### Task input
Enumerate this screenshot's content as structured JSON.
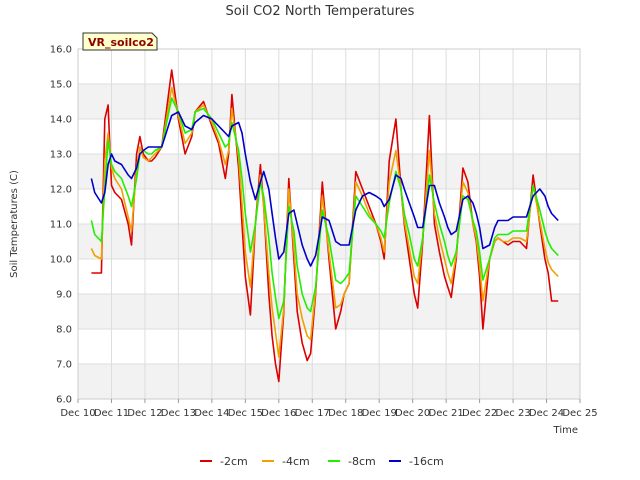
{
  "chart_data": {
    "type": "line",
    "title": "Soil CO2 North Temperatures",
    "xlabel": "Time",
    "ylabel": "Soil Temperatures (C)",
    "badge": "VR_soilco2",
    "ylim": [
      6.0,
      16.0
    ],
    "y_ticks": [
      "6.0",
      "7.0",
      "8.0",
      "9.0",
      "10.0",
      "11.0",
      "12.0",
      "13.0",
      "14.0",
      "15.0",
      "16.0"
    ],
    "xlim": [
      10,
      25
    ],
    "x_ticks": [
      "Dec 10",
      "Dec 11",
      "Dec 12",
      "Dec 13",
      "Dec 14",
      "Dec 15",
      "Dec 16",
      "Dec 17",
      "Dec 18",
      "Dec 19",
      "Dec 20",
      "Dec 21",
      "Dec 22",
      "Dec 23",
      "Dec 24",
      "Dec 25"
    ],
    "grid": true,
    "legend_position": "bottom",
    "series": [
      {
        "name": "-2cm",
        "color": "#dd0000",
        "x": [
          10.4,
          10.5,
          10.7,
          10.8,
          10.9,
          11.0,
          11.1,
          11.3,
          11.5,
          11.6,
          11.75,
          11.85,
          11.95,
          12.1,
          12.2,
          12.3,
          12.5,
          12.8,
          13.0,
          13.2,
          13.4,
          13.5,
          13.75,
          14.0,
          14.2,
          14.4,
          14.5,
          14.6,
          14.8,
          14.9,
          15.0,
          15.15,
          15.3,
          15.45,
          15.55,
          15.7,
          15.8,
          15.9,
          16.0,
          16.15,
          16.3,
          16.45,
          16.55,
          16.7,
          16.85,
          16.95,
          17.1,
          17.3,
          17.5,
          17.7,
          17.85,
          17.95,
          18.1,
          18.3,
          18.5,
          18.7,
          18.9,
          19.05,
          19.15,
          19.3,
          19.5,
          19.65,
          19.75,
          19.9,
          20.05,
          20.15,
          20.3,
          20.5,
          20.65,
          20.8,
          20.95,
          21.05,
          21.15,
          21.3,
          21.5,
          21.65,
          21.8,
          21.9,
          22.0,
          22.1,
          22.3,
          22.45,
          22.55,
          22.7,
          22.85,
          23.0,
          23.2,
          23.4,
          23.6,
          23.8,
          23.95,
          24.05,
          24.15,
          24.25,
          24.35
        ],
        "values": [
          9.6,
          9.6,
          9.6,
          14.0,
          14.4,
          12.1,
          11.9,
          11.7,
          11.0,
          10.4,
          13.0,
          13.5,
          13.0,
          12.8,
          12.8,
          12.9,
          13.2,
          15.4,
          14.0,
          13.0,
          13.5,
          14.2,
          14.5,
          13.8,
          13.3,
          12.3,
          13.0,
          14.7,
          12.6,
          11.0,
          9.5,
          8.4,
          11.0,
          12.7,
          11.5,
          9.0,
          7.8,
          7.0,
          6.5,
          8.5,
          12.3,
          10.0,
          8.5,
          7.6,
          7.1,
          7.3,
          9.0,
          12.2,
          10.0,
          8.0,
          8.5,
          9.0,
          9.3,
          12.5,
          12.0,
          11.5,
          11.0,
          10.5,
          10.0,
          12.8,
          14.0,
          12.0,
          11.0,
          10.0,
          9.0,
          8.6,
          10.5,
          14.1,
          11.0,
          10.2,
          9.5,
          9.2,
          8.9,
          10.0,
          12.6,
          12.2,
          11.0,
          10.5,
          9.5,
          8.0,
          10.0,
          10.5,
          10.6,
          10.5,
          10.4,
          10.5,
          10.5,
          10.3,
          12.4,
          11.0,
          10.0,
          9.6,
          8.8,
          8.8,
          8.8
        ]
      },
      {
        "name": "-4cm",
        "color": "#f0a000",
        "x": [
          10.4,
          10.5,
          10.7,
          10.8,
          10.9,
          11.0,
          11.1,
          11.3,
          11.5,
          11.6,
          11.75,
          11.85,
          11.95,
          12.1,
          12.2,
          12.3,
          12.5,
          12.8,
          13.0,
          13.2,
          13.4,
          13.5,
          13.75,
          14.0,
          14.2,
          14.4,
          14.5,
          14.6,
          14.8,
          14.9,
          15.0,
          15.15,
          15.3,
          15.45,
          15.55,
          15.7,
          15.8,
          15.9,
          16.0,
          16.15,
          16.3,
          16.45,
          16.55,
          16.7,
          16.85,
          16.95,
          17.1,
          17.3,
          17.5,
          17.7,
          17.85,
          17.95,
          18.1,
          18.3,
          18.5,
          18.7,
          18.9,
          19.05,
          19.15,
          19.3,
          19.5,
          19.65,
          19.75,
          19.9,
          20.05,
          20.15,
          20.3,
          20.5,
          20.65,
          20.8,
          20.95,
          21.05,
          21.15,
          21.3,
          21.5,
          21.65,
          21.8,
          21.9,
          22.0,
          22.1,
          22.3,
          22.45,
          22.55,
          22.7,
          22.85,
          23.0,
          23.2,
          23.4,
          23.6,
          23.8,
          23.95,
          24.05,
          24.15,
          24.25,
          24.35
        ],
        "values": [
          10.3,
          10.1,
          10.0,
          12.8,
          13.6,
          12.6,
          12.3,
          12.0,
          11.2,
          10.8,
          12.6,
          13.2,
          12.9,
          12.8,
          12.9,
          13.0,
          13.2,
          14.9,
          14.1,
          13.3,
          13.6,
          14.2,
          14.4,
          13.9,
          13.4,
          12.7,
          13.1,
          14.3,
          12.9,
          11.6,
          10.2,
          9.2,
          11.0,
          12.4,
          11.5,
          9.6,
          8.6,
          7.9,
          7.2,
          8.6,
          12.0,
          10.3,
          9.0,
          8.3,
          7.8,
          7.7,
          9.1,
          11.8,
          10.2,
          8.6,
          8.7,
          9.0,
          9.3,
          12.2,
          11.8,
          11.3,
          11.0,
          10.6,
          10.2,
          12.2,
          13.1,
          12.0,
          11.1,
          10.3,
          9.5,
          9.3,
          10.6,
          13.1,
          11.3,
          10.6,
          10.0,
          9.6,
          9.3,
          10.1,
          12.2,
          11.9,
          11.0,
          10.6,
          9.8,
          8.8,
          10.0,
          10.5,
          10.6,
          10.5,
          10.5,
          10.6,
          10.6,
          10.5,
          12.1,
          11.1,
          10.3,
          9.9,
          9.7,
          9.6,
          9.5
        ]
      },
      {
        "name": "-8cm",
        "color": "#22ee00",
        "x": [
          10.4,
          10.5,
          10.7,
          10.8,
          10.9,
          11.0,
          11.1,
          11.3,
          11.5,
          11.6,
          11.75,
          11.85,
          11.95,
          12.1,
          12.2,
          12.3,
          12.5,
          12.8,
          13.0,
          13.2,
          13.4,
          13.5,
          13.75,
          14.0,
          14.2,
          14.4,
          14.5,
          14.6,
          14.8,
          14.9,
          15.0,
          15.15,
          15.3,
          15.45,
          15.55,
          15.7,
          15.8,
          15.9,
          16.0,
          16.15,
          16.3,
          16.45,
          16.55,
          16.7,
          16.85,
          16.95,
          17.1,
          17.3,
          17.5,
          17.7,
          17.85,
          17.95,
          18.1,
          18.3,
          18.5,
          18.7,
          18.9,
          19.05,
          19.15,
          19.3,
          19.5,
          19.65,
          19.75,
          19.9,
          20.05,
          20.15,
          20.3,
          20.5,
          20.65,
          20.8,
          20.95,
          21.05,
          21.15,
          21.3,
          21.5,
          21.65,
          21.8,
          21.9,
          22.0,
          22.1,
          22.3,
          22.45,
          22.55,
          22.7,
          22.85,
          23.0,
          23.2,
          23.4,
          23.6,
          23.8,
          23.95,
          24.05,
          24.15,
          24.25,
          24.35
        ],
        "values": [
          11.1,
          10.7,
          10.5,
          12.0,
          13.4,
          12.7,
          12.5,
          12.3,
          11.8,
          11.5,
          12.3,
          13.0,
          13.1,
          13.0,
          13.0,
          13.1,
          13.2,
          14.6,
          14.2,
          13.6,
          13.7,
          14.2,
          14.3,
          14.0,
          13.6,
          13.2,
          13.3,
          13.9,
          13.1,
          12.3,
          11.3,
          10.2,
          11.0,
          12.2,
          11.8,
          10.6,
          9.6,
          8.9,
          8.3,
          8.8,
          11.5,
          10.8,
          9.8,
          9.0,
          8.6,
          8.5,
          9.2,
          11.4,
          10.6,
          9.4,
          9.3,
          9.4,
          9.6,
          11.8,
          11.5,
          11.2,
          11.0,
          10.8,
          10.6,
          11.6,
          12.5,
          12.0,
          11.3,
          10.7,
          10.0,
          9.8,
          10.6,
          12.4,
          11.6,
          11.0,
          10.5,
          10.1,
          9.8,
          10.2,
          11.8,
          11.7,
          11.1,
          10.8,
          10.2,
          9.4,
          10.0,
          10.6,
          10.7,
          10.7,
          10.7,
          10.8,
          10.8,
          10.8,
          12.1,
          11.4,
          10.8,
          10.5,
          10.3,
          10.2,
          10.1
        ]
      },
      {
        "name": "-16cm",
        "color": "#0000cc",
        "x": [
          10.4,
          10.5,
          10.7,
          10.8,
          10.9,
          11.0,
          11.1,
          11.3,
          11.5,
          11.6,
          11.75,
          11.85,
          11.95,
          12.1,
          12.2,
          12.3,
          12.5,
          12.8,
          13.0,
          13.2,
          13.4,
          13.5,
          13.75,
          14.0,
          14.2,
          14.4,
          14.5,
          14.6,
          14.8,
          14.9,
          15.0,
          15.15,
          15.3,
          15.45,
          15.55,
          15.7,
          15.8,
          15.9,
          16.0,
          16.15,
          16.3,
          16.45,
          16.55,
          16.7,
          16.85,
          16.95,
          17.1,
          17.3,
          17.5,
          17.7,
          17.85,
          17.95,
          18.1,
          18.3,
          18.5,
          18.7,
          18.9,
          19.05,
          19.15,
          19.3,
          19.5,
          19.65,
          19.75,
          19.9,
          20.05,
          20.15,
          20.3,
          20.5,
          20.65,
          20.8,
          20.95,
          21.05,
          21.15,
          21.3,
          21.5,
          21.65,
          21.8,
          21.9,
          22.0,
          22.1,
          22.3,
          22.45,
          22.55,
          22.7,
          22.85,
          23.0,
          23.2,
          23.4,
          23.6,
          23.8,
          23.95,
          24.05,
          24.15,
          24.25,
          24.35
        ],
        "values": [
          12.3,
          11.9,
          11.6,
          11.9,
          12.7,
          13.0,
          12.8,
          12.7,
          12.4,
          12.3,
          12.6,
          13.0,
          13.1,
          13.2,
          13.2,
          13.2,
          13.2,
          14.1,
          14.2,
          13.8,
          13.7,
          13.9,
          14.1,
          14.0,
          13.8,
          13.6,
          13.5,
          13.8,
          13.9,
          13.6,
          13.0,
          12.2,
          11.7,
          12.2,
          12.5,
          12.0,
          11.3,
          10.6,
          10.0,
          10.2,
          11.3,
          11.4,
          11.0,
          10.4,
          10.0,
          9.8,
          10.1,
          11.2,
          11.1,
          10.5,
          10.4,
          10.4,
          10.4,
          11.4,
          11.8,
          11.9,
          11.8,
          11.7,
          11.5,
          11.7,
          12.4,
          12.3,
          12.0,
          11.6,
          11.2,
          10.9,
          10.9,
          12.1,
          12.1,
          11.6,
          11.2,
          10.9,
          10.7,
          10.8,
          11.7,
          11.8,
          11.6,
          11.3,
          10.9,
          10.3,
          10.4,
          10.9,
          11.1,
          11.1,
          11.1,
          11.2,
          11.2,
          11.2,
          11.8,
          12.0,
          11.8,
          11.5,
          11.3,
          11.2,
          11.1
        ]
      }
    ]
  }
}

### Your goal
In the listing above, locate each line with "Temperatures" and copy it.

### Problem solution
    "title": "Soil CO2 North Temperatures",
    "ylabel": "Soil Temperatures (C)",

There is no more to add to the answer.